--- BEGIN ---

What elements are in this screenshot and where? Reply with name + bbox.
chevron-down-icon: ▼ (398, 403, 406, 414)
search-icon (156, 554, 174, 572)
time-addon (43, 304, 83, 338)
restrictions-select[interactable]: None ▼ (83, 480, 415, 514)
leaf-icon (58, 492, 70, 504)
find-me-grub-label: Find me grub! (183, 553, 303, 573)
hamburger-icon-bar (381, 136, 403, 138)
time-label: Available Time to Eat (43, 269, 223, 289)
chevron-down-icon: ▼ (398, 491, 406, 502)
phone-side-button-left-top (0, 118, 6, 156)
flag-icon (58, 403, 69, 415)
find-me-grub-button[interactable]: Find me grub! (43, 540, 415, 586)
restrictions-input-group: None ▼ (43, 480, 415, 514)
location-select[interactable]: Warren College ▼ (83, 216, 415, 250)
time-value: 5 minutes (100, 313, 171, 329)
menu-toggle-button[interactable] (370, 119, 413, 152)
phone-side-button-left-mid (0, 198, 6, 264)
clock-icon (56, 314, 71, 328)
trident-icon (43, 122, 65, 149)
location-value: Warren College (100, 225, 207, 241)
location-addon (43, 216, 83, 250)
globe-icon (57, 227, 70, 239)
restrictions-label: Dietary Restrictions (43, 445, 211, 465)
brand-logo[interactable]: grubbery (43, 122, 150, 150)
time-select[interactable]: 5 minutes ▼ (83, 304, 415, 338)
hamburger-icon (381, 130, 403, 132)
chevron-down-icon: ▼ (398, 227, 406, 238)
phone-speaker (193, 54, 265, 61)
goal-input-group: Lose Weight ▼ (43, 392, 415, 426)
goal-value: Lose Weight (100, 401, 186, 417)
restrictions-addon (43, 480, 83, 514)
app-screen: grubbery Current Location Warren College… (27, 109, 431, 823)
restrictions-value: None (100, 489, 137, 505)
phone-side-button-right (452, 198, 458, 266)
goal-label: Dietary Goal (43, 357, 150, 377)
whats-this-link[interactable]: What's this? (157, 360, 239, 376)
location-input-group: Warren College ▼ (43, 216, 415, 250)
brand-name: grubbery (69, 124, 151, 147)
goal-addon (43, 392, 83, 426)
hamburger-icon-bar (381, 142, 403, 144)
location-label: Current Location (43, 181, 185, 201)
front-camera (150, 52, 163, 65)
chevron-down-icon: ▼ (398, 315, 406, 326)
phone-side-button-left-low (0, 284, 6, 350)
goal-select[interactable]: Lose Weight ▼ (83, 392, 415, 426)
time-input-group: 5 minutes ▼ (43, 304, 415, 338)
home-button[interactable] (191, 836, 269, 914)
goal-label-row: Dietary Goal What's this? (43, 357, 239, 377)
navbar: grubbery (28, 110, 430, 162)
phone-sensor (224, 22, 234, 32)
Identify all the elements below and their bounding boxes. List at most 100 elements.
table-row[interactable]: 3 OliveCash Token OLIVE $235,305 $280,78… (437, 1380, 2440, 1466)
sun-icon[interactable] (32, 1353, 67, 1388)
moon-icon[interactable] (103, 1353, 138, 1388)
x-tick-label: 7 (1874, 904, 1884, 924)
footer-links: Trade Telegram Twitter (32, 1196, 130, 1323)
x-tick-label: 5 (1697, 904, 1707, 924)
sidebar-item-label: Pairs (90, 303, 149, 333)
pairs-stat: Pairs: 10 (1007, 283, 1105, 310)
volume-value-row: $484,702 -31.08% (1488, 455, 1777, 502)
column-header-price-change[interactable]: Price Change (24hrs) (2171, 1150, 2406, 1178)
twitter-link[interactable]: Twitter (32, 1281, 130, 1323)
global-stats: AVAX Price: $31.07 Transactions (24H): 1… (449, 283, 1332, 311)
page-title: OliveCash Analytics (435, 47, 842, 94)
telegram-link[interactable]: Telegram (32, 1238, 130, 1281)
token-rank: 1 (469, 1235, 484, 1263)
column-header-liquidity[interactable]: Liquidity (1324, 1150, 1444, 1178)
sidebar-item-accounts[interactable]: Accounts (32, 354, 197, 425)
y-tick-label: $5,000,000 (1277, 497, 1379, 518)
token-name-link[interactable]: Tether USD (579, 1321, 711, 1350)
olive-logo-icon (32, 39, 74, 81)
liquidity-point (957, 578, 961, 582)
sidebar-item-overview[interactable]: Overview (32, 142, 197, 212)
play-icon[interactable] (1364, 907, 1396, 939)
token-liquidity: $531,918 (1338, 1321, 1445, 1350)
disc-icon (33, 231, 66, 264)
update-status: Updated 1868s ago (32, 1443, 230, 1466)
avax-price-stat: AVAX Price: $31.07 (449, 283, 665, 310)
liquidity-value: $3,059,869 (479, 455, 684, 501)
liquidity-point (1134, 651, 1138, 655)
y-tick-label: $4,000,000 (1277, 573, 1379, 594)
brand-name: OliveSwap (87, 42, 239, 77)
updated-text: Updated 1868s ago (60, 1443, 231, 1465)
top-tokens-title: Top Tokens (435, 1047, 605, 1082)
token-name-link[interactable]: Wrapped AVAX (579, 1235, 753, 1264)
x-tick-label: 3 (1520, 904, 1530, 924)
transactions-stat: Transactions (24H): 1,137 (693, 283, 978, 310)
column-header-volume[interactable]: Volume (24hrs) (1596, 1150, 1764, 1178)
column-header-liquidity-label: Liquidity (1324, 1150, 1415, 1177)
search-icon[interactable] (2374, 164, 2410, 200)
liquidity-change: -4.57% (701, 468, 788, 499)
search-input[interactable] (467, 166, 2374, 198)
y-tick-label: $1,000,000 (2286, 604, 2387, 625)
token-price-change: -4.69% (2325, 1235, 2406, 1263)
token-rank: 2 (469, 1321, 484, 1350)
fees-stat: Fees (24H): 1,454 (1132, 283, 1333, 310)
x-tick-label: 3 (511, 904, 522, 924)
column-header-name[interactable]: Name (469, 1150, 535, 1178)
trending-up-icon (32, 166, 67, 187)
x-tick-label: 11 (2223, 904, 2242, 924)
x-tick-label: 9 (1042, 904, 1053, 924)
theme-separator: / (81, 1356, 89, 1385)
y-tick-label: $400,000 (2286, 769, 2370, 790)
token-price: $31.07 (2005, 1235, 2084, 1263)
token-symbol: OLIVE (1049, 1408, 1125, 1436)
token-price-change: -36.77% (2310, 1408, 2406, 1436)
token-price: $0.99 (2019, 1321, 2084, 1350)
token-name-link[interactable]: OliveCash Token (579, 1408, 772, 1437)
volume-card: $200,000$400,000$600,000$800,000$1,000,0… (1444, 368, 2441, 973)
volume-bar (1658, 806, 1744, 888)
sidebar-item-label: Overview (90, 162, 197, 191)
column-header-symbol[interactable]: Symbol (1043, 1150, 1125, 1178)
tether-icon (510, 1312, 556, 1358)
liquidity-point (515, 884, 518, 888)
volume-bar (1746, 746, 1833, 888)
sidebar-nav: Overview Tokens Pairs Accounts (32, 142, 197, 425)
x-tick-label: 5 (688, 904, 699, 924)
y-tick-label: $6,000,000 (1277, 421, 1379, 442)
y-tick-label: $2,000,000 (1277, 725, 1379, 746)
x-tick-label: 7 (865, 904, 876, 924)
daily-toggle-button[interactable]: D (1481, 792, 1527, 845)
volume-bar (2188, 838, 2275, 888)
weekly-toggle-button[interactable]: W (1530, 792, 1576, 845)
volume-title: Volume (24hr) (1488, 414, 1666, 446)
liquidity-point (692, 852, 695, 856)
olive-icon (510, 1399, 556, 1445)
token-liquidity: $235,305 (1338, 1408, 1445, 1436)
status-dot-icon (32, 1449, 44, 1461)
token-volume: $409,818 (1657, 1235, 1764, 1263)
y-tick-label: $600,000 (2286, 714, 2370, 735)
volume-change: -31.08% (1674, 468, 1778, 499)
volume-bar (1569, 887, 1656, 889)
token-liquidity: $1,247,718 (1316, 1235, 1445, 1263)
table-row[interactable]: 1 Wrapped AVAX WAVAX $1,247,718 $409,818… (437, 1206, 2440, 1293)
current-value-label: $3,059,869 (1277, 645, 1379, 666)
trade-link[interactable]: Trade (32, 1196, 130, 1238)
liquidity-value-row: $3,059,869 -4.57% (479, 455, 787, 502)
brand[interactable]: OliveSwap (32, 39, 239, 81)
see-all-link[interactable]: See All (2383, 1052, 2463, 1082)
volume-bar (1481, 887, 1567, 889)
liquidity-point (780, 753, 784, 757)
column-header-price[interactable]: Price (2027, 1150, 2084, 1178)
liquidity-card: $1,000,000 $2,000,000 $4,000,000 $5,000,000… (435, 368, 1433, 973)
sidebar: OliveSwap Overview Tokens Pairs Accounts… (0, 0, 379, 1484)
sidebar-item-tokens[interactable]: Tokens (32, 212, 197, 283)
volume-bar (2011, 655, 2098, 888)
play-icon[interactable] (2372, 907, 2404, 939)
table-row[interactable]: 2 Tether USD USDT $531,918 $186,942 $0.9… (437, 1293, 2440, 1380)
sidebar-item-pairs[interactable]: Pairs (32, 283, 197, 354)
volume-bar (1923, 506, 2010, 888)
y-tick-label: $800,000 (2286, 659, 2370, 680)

--- END ---

■ GIVEN TASK ■
Repeat the material word for word, beginning with its first line and ending after the line that contains "restrictions-addon (43, 480, 83, 514)".

■ RESULT ■
What elements are in this screenshot and where? Reply with name + bbox.
chevron-down-icon: ▼ (398, 403, 406, 414)
search-icon (156, 554, 174, 572)
time-addon (43, 304, 83, 338)
restrictions-select[interactable]: None ▼ (83, 480, 415, 514)
leaf-icon (58, 492, 70, 504)
find-me-grub-label: Find me grub! (183, 553, 303, 573)
hamburger-icon-bar (381, 136, 403, 138)
time-label: Available Time to Eat (43, 269, 223, 289)
chevron-down-icon: ▼ (398, 491, 406, 502)
phone-side-button-left-top (0, 118, 6, 156)
flag-icon (58, 403, 69, 415)
find-me-grub-button[interactable]: Find me grub! (43, 540, 415, 586)
restrictions-input-group: None ▼ (43, 480, 415, 514)
location-select[interactable]: Warren College ▼ (83, 216, 415, 250)
time-value: 5 minutes (100, 313, 171, 329)
menu-toggle-button[interactable] (370, 119, 413, 152)
phone-side-button-left-mid (0, 198, 6, 264)
clock-icon (56, 314, 71, 328)
trident-icon (43, 122, 65, 149)
location-value: Warren College (100, 225, 207, 241)
location-addon (43, 216, 83, 250)
globe-icon (57, 227, 70, 239)
restrictions-label: Dietary Restrictions (43, 445, 211, 465)
brand-logo[interactable]: grubbery (43, 122, 150, 150)
time-select[interactable]: 5 minutes ▼ (83, 304, 415, 338)
hamburger-icon (381, 130, 403, 132)
chevron-down-icon: ▼ (398, 227, 406, 238)
phone-speaker (193, 54, 265, 61)
goal-input-group: Lose Weight ▼ (43, 392, 415, 426)
goal-value: Lose Weight (100, 401, 186, 417)
restrictions-addon (43, 480, 83, 514)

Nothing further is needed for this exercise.